*SOURCE DATA*:
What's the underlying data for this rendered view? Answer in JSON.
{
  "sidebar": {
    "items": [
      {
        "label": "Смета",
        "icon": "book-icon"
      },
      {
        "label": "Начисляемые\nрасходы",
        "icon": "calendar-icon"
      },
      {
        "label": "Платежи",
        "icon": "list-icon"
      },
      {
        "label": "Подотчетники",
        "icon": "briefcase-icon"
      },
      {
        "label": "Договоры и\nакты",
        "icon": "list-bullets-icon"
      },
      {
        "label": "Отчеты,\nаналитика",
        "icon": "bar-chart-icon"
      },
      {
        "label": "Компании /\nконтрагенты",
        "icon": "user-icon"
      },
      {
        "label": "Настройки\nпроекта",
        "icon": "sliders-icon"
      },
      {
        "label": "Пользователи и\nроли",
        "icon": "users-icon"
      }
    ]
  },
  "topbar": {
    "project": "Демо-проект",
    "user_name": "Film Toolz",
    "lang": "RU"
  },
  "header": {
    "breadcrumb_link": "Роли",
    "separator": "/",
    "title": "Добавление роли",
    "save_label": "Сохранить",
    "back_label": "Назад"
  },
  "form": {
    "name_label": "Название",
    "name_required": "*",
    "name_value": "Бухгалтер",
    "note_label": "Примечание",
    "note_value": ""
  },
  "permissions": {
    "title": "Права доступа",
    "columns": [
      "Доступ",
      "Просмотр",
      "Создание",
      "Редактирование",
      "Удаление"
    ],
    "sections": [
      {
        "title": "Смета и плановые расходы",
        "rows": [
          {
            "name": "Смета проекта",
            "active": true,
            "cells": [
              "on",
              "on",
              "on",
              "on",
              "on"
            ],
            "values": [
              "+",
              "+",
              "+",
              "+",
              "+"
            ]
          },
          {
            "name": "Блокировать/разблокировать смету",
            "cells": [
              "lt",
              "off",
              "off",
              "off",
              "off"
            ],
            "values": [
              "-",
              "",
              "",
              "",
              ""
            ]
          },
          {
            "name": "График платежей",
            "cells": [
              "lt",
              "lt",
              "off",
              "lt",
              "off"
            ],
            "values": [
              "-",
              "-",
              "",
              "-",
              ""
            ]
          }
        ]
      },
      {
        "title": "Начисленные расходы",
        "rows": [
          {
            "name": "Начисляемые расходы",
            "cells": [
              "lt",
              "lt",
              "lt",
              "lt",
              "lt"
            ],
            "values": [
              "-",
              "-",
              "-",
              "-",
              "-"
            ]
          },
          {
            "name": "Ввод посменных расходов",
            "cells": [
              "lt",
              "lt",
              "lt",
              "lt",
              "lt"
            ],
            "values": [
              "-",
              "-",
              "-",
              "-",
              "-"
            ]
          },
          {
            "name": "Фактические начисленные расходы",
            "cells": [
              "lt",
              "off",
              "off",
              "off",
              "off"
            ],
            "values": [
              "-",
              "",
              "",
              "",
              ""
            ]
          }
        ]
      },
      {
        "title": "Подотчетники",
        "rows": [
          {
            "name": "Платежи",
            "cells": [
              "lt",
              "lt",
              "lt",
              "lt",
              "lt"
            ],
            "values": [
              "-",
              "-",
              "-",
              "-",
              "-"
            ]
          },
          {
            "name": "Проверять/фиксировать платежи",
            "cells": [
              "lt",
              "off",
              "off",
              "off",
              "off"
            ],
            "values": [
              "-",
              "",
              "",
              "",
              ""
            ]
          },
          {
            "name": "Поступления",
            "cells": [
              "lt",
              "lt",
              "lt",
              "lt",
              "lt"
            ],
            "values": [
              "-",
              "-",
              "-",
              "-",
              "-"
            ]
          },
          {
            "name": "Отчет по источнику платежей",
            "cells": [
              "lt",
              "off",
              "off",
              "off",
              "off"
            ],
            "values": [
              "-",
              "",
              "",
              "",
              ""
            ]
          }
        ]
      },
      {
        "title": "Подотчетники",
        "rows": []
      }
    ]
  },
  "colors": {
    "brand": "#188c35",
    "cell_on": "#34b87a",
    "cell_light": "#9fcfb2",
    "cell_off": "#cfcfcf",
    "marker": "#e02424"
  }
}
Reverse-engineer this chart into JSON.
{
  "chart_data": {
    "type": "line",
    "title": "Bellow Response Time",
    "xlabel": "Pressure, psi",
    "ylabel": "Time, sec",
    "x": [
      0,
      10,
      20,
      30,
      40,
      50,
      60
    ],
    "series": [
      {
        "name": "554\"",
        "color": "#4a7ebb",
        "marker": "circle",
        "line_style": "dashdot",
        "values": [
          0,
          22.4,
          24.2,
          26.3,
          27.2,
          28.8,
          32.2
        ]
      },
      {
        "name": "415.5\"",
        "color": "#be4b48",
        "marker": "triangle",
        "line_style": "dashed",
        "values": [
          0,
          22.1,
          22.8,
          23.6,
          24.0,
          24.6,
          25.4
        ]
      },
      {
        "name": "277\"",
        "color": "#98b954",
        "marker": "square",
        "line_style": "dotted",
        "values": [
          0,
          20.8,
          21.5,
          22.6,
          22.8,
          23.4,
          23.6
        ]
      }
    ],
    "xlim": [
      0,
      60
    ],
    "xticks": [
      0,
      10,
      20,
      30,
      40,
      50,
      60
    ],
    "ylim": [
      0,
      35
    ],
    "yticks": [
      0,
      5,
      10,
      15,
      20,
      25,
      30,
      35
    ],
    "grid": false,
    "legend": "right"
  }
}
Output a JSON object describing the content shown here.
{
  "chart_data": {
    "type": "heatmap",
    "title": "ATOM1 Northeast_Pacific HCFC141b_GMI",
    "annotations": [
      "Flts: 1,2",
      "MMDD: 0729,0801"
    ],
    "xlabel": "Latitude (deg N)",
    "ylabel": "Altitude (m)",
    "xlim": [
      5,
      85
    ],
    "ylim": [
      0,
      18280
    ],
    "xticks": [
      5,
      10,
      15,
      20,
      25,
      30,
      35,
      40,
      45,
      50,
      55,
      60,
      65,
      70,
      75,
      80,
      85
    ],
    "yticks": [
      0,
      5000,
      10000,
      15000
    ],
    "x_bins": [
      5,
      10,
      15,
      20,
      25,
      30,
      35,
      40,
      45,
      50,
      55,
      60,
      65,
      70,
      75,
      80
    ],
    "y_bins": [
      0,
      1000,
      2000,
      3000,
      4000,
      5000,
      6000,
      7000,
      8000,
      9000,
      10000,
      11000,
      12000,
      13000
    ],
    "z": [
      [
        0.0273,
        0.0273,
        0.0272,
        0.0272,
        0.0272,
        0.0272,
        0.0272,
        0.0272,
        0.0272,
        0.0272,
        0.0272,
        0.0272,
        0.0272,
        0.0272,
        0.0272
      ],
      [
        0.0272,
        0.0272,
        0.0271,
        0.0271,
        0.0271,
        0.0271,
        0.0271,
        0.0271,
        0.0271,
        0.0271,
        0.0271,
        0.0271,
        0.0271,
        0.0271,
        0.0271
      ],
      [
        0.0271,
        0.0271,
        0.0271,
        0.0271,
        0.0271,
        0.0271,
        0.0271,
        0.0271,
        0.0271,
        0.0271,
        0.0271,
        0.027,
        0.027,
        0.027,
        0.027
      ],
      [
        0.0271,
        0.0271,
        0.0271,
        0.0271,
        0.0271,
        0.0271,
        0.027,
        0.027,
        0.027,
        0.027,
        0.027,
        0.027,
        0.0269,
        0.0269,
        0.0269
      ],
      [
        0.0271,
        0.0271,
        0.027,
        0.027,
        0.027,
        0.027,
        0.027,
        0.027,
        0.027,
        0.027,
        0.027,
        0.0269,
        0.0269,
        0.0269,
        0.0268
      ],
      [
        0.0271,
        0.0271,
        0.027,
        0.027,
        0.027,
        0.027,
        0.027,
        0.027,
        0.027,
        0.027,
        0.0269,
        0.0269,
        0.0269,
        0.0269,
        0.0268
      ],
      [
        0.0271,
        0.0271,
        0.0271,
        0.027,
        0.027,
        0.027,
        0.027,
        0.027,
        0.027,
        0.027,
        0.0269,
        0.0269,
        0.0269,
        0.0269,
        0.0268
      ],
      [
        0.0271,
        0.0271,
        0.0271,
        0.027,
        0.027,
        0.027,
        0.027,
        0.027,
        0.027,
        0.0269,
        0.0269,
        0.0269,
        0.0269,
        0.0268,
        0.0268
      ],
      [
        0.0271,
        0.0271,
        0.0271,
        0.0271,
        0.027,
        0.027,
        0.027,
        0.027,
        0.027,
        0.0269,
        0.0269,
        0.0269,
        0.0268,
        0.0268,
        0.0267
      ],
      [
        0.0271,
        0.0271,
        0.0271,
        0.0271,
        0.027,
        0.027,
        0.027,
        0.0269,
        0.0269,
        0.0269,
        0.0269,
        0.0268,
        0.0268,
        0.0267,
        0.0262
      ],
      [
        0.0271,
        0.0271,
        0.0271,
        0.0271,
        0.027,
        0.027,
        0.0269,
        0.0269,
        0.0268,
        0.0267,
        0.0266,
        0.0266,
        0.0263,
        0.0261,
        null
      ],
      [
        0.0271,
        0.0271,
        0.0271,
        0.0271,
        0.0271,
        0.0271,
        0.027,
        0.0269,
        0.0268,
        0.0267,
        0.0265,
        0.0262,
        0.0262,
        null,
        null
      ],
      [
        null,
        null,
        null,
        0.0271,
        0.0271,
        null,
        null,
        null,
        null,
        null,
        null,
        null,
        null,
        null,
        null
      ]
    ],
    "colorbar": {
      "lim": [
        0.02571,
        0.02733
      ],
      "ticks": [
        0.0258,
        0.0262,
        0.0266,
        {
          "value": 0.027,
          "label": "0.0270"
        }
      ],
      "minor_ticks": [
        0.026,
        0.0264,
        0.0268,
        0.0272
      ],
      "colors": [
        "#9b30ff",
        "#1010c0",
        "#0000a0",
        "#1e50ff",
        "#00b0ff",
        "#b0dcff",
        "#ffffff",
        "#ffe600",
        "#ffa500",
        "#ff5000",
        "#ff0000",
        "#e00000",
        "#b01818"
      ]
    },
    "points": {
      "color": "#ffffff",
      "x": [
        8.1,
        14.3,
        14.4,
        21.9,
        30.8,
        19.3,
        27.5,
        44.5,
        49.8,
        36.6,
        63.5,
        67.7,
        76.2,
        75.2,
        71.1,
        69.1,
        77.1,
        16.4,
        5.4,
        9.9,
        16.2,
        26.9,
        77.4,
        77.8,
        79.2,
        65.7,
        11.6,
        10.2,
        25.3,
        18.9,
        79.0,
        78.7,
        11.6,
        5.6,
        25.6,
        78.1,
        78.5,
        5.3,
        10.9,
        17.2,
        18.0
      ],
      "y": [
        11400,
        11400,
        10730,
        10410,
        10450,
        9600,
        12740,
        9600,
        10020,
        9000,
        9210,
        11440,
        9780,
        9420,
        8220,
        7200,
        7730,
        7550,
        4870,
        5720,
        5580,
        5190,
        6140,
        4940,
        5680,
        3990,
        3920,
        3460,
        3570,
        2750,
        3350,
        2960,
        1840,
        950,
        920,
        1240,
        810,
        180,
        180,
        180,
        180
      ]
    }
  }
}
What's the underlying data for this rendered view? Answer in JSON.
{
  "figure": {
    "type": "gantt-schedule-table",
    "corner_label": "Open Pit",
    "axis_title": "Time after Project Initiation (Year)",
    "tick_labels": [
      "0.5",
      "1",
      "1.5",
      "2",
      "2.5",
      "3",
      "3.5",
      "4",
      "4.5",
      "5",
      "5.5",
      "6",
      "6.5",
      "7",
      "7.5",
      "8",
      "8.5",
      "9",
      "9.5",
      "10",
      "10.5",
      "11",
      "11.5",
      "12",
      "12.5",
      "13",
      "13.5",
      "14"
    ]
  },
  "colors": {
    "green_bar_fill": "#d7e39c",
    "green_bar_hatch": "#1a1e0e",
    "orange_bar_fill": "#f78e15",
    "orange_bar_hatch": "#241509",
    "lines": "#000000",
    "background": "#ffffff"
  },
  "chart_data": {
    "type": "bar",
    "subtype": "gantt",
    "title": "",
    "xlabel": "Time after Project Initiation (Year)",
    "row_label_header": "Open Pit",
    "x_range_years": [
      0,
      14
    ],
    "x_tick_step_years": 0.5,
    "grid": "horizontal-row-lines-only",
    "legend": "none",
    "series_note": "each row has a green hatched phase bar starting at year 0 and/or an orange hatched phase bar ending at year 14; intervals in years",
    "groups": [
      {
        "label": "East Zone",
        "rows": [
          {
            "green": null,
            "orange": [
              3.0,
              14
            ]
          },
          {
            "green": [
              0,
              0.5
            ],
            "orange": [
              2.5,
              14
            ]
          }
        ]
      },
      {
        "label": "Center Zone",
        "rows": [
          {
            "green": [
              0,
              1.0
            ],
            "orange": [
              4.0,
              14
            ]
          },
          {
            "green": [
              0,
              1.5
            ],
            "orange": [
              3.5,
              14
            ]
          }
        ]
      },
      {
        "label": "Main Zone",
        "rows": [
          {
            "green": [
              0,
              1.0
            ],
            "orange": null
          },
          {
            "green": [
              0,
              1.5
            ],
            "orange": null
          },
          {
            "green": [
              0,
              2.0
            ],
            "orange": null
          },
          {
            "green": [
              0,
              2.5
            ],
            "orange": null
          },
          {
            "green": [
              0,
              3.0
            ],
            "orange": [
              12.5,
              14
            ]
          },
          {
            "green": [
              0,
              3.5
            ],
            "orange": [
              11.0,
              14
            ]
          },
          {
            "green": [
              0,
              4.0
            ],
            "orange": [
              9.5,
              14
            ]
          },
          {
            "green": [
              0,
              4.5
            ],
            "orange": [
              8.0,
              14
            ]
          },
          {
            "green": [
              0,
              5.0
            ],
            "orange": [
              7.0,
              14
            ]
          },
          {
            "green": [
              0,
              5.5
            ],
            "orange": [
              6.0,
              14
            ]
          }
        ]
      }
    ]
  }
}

*EXERCISE PROMPT*: List all lines in the material containing the string "Initiation".

*ANSWER TO THE TASK*:
    "axis_title": "Time after Project Initiation (Year)",
    "xlabel": "Time after Project Initiation (Year)",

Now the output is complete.